Task brief:
In the filter-visualization passage below, starting at "x /= (x.std()" and ending at "np.clip(x, 0, 255).astype('uint8')", reproduce the text with "np.clip" swapped for "numpy.clip".

The process is simple: we will build a loss function that maximizes the value of a given filter in a given convolution layer, then we will use stochastic gradient descent to adjust the values of the input image so as to maximize this activation value


In [26]:
layer_output = model.get_layer(layer_name).output
loss = K.mean(layer_output[:, :, :, filter_index])

In [27]:
# The call to `gradients` returns a list of tensors (of size 1 in this case)
# hence we only keep the first element -- which is a tensor.
grads = K.gradients(loss, model.input)[0]

In [28]:
# We add 1e-5 before dividing so as to avoid accidentally dividing by 0.
grads /= (K.sqrt(K.mean(K.square(grads))) + 1e-5)

In [29]:
iterate = K.function([model.input], [loss, grads])

# Let's test it:
import numpy as np
loss_value, grads_value = iterate([np.zeros((1, 150, 150, 3))])

In [30]:
# We start from a gray image with some noise
input_img_data = np.random.random((1, 150, 150, 3)) * 20 + 128.

In [31]:
input_img_data.shape


Out[31]:
(1, 150, 150, 3)

In [32]:
plt.matshow(input_img_data[0, :, :, 0], 
            cmap = 'viridis')
plt.show()



In [33]:
# Run gradient ascent for 40 steps
step = 1.  # this is the magnitude of each gradient update
for i in range(40):
    # Compute the loss value and gradient value
    loss_value, grads_value = iterate([input_img_data])
    # Here we adjust the input image in the direction that maximizes the loss
    input_img_data += grads_value * step

The resulting image tensor will be a floating point tensor of shape (1, 150, 150, 3), with values that may not be integer within [0, 255]. Hence we would need to post-process this tensor to turn it into a displayable image. We do it with the following straightforward utility function:


In [34]:
def deprocess_image(x):
    # normalize tensor: center on 0., ensure std is 0.1
    x -= x.mean()
    x /= (x.std() + 1e-5)
    x *= 0.1

    # clip to [0, 1]
    x += 0.5
    x = np.clip(x, 0, 1)

    # convert to RGB array
    x *= 255
    x = np.clip(x, 0, 255).astype('uint8')
    return x

In [35]:
def generate_pattern(layer_name, filter_index, size=150):
    # Build a loss function that maximizes the activation
    # of the nth filter of the layer considered.
    layer_output = model.get_layer(layer_name).output
    loss = K.mean(layer_output[:, :, :, filter_index])

    # Compute the gradient of the input picture wrt this loss
    grads = K.gradients(loss, model.input)[0]

    # Normalization trick: we normalize the gradient
    grads /= (K.sqrt(K.mean(K.square(grads))) + 1e-5)

Given entries:

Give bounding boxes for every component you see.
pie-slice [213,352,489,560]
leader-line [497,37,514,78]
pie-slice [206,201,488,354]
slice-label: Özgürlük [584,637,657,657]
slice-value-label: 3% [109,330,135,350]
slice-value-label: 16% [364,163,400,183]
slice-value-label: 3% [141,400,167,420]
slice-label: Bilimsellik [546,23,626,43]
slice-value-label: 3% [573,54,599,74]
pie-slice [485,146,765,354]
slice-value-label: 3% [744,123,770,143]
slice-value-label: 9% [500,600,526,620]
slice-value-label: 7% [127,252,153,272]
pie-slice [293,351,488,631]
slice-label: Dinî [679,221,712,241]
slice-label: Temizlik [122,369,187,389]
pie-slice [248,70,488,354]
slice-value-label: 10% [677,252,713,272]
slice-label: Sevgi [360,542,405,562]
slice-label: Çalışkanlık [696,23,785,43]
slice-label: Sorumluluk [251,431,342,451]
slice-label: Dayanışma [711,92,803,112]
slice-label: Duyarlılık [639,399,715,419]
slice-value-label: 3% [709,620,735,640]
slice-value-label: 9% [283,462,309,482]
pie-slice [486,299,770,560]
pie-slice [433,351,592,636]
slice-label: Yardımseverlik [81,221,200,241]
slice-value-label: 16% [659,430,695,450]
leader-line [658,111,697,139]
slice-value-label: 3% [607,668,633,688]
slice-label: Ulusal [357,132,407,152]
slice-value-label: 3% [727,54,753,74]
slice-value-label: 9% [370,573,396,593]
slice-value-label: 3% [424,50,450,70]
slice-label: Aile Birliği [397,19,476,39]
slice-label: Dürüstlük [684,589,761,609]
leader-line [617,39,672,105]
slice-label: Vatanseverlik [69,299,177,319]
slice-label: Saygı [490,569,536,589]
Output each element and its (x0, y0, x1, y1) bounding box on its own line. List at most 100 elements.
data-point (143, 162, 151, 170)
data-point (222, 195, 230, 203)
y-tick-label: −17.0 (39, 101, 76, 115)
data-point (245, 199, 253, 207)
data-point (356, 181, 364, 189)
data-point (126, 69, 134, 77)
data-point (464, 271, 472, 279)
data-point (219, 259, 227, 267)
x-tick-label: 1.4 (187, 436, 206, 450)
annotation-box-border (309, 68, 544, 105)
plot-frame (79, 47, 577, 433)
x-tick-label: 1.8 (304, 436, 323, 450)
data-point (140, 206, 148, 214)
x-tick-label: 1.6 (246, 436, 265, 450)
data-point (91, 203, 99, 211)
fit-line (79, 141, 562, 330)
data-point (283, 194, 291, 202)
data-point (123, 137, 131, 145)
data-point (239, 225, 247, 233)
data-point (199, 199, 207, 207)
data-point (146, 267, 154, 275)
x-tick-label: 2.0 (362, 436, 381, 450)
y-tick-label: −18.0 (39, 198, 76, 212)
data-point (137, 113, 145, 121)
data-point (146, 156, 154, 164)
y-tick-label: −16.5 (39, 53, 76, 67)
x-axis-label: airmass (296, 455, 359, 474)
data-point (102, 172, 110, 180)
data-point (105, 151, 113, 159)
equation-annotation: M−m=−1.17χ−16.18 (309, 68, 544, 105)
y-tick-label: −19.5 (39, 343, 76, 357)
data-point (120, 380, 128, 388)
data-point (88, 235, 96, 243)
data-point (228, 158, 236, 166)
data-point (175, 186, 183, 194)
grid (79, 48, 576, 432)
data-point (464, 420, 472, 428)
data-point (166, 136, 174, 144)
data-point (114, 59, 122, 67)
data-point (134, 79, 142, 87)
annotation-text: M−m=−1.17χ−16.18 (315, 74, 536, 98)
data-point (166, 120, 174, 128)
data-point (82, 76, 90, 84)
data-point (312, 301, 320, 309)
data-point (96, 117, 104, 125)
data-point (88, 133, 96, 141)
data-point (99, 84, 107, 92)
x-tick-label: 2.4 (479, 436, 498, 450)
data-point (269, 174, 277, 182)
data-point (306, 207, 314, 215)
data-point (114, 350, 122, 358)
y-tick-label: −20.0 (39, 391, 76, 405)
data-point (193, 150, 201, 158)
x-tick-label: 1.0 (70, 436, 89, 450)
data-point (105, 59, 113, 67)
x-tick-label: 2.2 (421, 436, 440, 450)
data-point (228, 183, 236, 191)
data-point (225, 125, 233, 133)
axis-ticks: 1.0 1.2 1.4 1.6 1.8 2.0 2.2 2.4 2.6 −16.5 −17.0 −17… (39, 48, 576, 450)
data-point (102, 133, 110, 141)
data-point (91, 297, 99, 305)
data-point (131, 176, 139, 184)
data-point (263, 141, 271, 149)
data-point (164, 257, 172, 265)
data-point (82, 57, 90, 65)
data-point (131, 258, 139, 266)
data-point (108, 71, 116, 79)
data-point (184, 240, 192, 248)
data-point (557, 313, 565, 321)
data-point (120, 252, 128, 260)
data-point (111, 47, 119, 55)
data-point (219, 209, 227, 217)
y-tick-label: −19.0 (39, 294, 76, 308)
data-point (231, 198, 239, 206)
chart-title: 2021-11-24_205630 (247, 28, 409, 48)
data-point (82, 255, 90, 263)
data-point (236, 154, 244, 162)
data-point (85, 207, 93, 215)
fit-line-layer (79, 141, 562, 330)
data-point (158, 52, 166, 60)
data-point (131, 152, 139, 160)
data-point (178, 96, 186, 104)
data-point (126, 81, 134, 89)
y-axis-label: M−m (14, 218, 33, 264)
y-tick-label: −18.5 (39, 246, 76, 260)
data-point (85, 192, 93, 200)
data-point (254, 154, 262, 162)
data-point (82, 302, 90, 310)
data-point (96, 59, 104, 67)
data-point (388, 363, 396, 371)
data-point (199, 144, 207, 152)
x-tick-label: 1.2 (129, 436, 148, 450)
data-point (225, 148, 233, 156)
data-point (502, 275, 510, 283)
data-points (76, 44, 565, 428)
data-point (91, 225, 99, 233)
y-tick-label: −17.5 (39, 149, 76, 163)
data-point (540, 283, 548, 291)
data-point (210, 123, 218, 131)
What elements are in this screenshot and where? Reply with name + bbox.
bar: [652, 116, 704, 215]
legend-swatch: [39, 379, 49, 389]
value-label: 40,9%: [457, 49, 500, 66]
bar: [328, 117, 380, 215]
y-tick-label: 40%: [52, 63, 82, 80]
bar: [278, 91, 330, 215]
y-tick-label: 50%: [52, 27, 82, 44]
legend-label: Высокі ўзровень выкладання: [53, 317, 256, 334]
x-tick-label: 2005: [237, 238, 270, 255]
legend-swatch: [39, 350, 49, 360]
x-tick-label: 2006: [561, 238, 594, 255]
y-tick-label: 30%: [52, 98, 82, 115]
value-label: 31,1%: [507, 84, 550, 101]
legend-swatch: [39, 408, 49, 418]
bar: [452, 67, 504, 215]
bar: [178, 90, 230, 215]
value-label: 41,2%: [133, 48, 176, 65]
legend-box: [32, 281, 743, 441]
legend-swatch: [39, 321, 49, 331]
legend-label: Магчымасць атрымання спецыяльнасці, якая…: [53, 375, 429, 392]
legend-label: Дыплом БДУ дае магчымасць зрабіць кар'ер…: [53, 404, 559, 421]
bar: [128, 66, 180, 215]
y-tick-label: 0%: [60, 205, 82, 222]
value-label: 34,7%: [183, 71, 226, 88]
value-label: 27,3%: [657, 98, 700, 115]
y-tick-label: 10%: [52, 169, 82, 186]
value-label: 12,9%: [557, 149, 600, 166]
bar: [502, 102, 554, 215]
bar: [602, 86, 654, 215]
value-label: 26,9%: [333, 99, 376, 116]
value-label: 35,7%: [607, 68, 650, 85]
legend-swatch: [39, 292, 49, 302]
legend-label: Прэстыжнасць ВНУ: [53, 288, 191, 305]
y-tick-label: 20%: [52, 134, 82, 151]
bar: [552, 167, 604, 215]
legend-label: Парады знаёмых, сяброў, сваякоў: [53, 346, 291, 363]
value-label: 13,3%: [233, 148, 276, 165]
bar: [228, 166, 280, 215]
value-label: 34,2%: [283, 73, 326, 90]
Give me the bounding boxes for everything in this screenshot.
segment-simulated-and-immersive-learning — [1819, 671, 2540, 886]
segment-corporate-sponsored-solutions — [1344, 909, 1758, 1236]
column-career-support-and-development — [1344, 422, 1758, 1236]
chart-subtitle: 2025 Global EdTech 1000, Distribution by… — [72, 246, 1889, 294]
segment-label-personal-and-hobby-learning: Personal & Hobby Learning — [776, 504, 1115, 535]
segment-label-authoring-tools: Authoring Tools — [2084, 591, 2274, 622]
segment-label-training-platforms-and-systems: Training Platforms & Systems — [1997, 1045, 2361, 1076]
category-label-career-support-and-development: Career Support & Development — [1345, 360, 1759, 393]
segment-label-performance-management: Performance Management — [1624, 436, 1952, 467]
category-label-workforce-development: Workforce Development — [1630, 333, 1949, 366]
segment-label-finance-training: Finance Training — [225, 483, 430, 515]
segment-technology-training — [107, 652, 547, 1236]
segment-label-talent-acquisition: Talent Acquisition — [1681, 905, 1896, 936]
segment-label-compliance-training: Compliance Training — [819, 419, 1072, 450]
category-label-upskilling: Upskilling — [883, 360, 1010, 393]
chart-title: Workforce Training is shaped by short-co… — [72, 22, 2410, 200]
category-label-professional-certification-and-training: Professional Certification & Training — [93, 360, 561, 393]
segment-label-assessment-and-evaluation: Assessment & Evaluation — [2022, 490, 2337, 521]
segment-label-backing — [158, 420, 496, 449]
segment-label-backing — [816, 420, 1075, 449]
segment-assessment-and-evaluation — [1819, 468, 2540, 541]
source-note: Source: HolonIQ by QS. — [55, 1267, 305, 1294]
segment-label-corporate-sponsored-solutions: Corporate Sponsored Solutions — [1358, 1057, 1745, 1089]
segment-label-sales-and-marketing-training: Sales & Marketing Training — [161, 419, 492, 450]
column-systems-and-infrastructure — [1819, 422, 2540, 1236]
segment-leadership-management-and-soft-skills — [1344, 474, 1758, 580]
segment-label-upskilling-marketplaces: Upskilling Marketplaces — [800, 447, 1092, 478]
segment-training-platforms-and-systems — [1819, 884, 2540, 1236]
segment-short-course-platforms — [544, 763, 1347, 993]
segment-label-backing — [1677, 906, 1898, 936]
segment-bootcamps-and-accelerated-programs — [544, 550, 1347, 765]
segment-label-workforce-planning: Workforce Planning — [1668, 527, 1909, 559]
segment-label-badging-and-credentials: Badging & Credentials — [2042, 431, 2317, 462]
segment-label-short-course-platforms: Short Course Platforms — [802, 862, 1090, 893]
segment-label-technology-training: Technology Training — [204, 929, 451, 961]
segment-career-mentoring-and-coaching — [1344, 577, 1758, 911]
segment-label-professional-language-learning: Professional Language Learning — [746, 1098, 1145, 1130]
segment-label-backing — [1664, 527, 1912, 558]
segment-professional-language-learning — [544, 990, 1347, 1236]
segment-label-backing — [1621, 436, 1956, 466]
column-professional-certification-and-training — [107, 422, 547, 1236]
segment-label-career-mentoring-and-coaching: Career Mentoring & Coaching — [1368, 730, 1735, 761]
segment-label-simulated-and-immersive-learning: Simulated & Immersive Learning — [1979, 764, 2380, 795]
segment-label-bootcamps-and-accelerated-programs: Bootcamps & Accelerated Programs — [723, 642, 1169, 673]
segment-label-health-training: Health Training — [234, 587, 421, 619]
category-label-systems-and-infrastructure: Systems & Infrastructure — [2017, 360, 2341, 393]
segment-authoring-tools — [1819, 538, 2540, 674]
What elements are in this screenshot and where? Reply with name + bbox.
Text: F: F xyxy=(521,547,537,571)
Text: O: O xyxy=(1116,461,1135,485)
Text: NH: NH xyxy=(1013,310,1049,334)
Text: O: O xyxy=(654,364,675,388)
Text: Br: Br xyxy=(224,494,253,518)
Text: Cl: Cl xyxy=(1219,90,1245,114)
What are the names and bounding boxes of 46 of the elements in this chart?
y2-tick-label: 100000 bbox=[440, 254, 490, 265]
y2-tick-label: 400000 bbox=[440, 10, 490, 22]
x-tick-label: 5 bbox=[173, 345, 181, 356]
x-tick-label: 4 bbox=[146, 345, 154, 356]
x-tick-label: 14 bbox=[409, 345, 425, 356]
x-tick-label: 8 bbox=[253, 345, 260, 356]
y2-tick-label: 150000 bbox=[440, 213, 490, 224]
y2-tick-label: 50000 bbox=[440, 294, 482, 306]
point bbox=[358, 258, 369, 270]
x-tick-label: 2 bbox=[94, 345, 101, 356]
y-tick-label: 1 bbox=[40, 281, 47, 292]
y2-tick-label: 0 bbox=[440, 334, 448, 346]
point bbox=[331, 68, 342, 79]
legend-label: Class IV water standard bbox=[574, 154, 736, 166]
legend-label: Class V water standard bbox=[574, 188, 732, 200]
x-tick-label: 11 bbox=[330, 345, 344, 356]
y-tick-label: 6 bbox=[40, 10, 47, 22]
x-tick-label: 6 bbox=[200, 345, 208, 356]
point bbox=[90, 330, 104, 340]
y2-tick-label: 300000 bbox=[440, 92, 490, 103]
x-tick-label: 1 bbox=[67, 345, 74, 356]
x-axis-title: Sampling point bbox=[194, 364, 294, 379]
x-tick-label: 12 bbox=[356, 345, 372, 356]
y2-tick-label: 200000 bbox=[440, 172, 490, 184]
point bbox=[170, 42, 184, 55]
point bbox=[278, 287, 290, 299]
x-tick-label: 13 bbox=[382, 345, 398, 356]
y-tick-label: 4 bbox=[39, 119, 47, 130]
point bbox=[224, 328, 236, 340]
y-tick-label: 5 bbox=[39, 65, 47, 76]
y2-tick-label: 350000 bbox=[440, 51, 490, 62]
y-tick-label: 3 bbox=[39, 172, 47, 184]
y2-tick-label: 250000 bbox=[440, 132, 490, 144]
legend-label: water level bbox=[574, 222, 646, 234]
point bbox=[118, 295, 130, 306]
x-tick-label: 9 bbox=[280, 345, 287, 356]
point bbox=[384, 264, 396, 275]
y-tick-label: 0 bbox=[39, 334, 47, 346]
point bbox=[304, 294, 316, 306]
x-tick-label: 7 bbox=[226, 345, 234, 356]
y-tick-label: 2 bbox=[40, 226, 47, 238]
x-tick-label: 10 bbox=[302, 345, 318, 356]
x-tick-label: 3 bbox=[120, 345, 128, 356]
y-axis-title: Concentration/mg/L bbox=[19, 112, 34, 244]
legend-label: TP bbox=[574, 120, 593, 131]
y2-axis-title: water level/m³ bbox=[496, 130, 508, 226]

The output:
x /= (x.std() + 1e-5)
    x *= 0.1

    # clip to [0, 1]
    x += 0.5
    x = numpy.clip(x, 0, 1)

    # convert to RGB array
    x *= 255
    x = numpy.clip(x, 0, 255).astype('uint8')